==== The data ====
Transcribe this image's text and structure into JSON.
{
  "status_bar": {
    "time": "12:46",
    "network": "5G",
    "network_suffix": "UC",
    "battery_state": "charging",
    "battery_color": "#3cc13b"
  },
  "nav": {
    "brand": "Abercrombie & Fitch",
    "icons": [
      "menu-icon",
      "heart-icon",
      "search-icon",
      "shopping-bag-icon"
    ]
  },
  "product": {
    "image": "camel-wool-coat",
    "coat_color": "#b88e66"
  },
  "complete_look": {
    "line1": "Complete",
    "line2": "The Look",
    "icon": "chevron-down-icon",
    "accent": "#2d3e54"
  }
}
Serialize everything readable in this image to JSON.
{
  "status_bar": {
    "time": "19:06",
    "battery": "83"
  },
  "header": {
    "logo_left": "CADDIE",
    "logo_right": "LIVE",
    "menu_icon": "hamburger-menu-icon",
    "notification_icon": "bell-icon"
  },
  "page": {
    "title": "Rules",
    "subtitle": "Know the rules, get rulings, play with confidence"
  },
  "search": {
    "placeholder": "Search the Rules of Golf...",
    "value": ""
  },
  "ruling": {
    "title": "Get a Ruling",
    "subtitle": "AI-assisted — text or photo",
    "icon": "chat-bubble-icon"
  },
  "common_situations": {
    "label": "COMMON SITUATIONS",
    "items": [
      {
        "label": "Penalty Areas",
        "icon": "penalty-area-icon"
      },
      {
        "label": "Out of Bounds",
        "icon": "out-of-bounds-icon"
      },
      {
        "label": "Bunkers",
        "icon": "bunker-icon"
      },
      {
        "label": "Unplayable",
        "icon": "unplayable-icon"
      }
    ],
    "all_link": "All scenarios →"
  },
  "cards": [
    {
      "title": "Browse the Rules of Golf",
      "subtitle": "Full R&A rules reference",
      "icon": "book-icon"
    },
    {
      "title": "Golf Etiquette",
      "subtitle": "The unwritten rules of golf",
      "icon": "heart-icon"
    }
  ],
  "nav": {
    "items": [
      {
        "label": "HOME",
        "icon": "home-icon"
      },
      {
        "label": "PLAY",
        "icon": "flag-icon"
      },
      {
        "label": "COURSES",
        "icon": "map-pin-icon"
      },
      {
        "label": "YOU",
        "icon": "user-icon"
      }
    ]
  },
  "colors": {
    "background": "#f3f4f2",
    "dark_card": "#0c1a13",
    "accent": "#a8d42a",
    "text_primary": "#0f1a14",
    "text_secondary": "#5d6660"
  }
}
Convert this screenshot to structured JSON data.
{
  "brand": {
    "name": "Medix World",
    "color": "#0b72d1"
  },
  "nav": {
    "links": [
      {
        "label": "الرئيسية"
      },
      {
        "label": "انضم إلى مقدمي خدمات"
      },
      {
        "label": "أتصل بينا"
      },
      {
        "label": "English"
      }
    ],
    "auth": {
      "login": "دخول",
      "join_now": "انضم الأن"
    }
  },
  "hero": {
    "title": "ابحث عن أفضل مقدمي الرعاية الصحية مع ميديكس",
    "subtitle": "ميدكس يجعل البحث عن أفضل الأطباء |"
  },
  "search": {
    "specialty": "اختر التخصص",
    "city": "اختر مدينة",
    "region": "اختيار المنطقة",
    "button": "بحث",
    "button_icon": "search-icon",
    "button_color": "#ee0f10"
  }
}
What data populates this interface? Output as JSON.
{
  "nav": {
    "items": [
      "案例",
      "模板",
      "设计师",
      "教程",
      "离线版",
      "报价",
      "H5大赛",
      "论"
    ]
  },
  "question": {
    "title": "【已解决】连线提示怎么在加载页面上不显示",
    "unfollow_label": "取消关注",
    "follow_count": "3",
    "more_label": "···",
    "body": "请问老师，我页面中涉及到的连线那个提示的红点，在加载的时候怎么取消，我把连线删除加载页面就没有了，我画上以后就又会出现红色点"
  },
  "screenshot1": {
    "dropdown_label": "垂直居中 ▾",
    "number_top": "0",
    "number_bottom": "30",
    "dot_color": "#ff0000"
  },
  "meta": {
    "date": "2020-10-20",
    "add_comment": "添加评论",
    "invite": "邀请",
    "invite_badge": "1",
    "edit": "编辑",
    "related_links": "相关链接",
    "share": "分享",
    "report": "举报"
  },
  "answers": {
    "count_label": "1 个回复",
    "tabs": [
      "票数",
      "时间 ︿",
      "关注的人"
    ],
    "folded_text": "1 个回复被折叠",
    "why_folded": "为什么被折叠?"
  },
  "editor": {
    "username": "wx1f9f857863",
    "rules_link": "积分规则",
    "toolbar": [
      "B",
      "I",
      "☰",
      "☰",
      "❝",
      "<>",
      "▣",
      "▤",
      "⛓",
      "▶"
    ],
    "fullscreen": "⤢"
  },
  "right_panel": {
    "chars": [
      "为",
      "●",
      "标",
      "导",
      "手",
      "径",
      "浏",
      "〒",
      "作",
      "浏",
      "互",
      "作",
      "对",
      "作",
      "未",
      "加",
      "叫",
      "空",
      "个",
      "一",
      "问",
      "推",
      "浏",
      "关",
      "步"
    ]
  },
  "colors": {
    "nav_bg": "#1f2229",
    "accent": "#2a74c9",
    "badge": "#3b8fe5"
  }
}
====
Report only the number of lines in the data above that contain "this".

● **Written answer**:
4